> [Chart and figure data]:
========================

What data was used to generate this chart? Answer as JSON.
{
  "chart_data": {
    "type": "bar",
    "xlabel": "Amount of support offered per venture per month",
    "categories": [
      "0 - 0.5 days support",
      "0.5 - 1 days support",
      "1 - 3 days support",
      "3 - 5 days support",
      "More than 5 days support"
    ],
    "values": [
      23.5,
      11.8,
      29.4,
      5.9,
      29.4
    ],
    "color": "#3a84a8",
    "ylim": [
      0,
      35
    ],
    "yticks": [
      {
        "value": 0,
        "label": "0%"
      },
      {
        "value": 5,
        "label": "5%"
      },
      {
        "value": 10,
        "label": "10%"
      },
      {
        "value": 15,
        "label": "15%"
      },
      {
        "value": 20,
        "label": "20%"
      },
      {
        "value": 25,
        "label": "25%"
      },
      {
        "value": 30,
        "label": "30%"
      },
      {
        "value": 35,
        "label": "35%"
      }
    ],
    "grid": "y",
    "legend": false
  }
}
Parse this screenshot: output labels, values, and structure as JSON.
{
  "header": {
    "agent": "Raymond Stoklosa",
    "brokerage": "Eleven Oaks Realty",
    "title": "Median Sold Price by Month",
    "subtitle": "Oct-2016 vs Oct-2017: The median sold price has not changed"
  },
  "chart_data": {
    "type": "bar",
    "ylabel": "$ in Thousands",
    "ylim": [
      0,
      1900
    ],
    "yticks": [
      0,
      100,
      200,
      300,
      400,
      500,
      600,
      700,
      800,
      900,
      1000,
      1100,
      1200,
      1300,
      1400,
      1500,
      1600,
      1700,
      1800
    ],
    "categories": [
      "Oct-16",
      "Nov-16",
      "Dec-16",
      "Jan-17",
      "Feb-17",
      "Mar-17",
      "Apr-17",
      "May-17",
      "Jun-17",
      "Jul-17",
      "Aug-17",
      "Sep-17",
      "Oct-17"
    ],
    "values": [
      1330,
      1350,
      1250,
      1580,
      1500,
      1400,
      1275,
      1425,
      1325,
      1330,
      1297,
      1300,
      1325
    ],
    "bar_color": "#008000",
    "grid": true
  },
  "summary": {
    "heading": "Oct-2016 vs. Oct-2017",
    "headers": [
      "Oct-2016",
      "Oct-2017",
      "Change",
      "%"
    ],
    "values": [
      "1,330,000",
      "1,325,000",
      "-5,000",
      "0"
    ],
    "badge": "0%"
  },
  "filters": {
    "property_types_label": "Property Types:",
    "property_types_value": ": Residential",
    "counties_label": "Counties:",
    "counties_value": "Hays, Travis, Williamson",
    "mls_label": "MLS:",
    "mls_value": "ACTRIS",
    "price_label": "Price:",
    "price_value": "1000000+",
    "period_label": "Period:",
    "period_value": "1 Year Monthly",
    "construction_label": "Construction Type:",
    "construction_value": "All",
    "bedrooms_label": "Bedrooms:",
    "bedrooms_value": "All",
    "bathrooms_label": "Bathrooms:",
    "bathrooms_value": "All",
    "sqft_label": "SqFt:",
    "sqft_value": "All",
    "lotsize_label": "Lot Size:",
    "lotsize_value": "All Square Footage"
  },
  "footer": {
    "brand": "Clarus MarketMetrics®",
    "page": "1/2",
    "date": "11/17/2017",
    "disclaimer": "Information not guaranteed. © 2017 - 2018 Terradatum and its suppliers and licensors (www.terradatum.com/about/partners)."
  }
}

========================

> [Task to complete]: Copy out each line of the material that holds the word "JSON".

> [Result of the task]:
What data was used to generate this chart? Answer as JSON.
Parse this screenshot: output labels, values, and structure as JSON.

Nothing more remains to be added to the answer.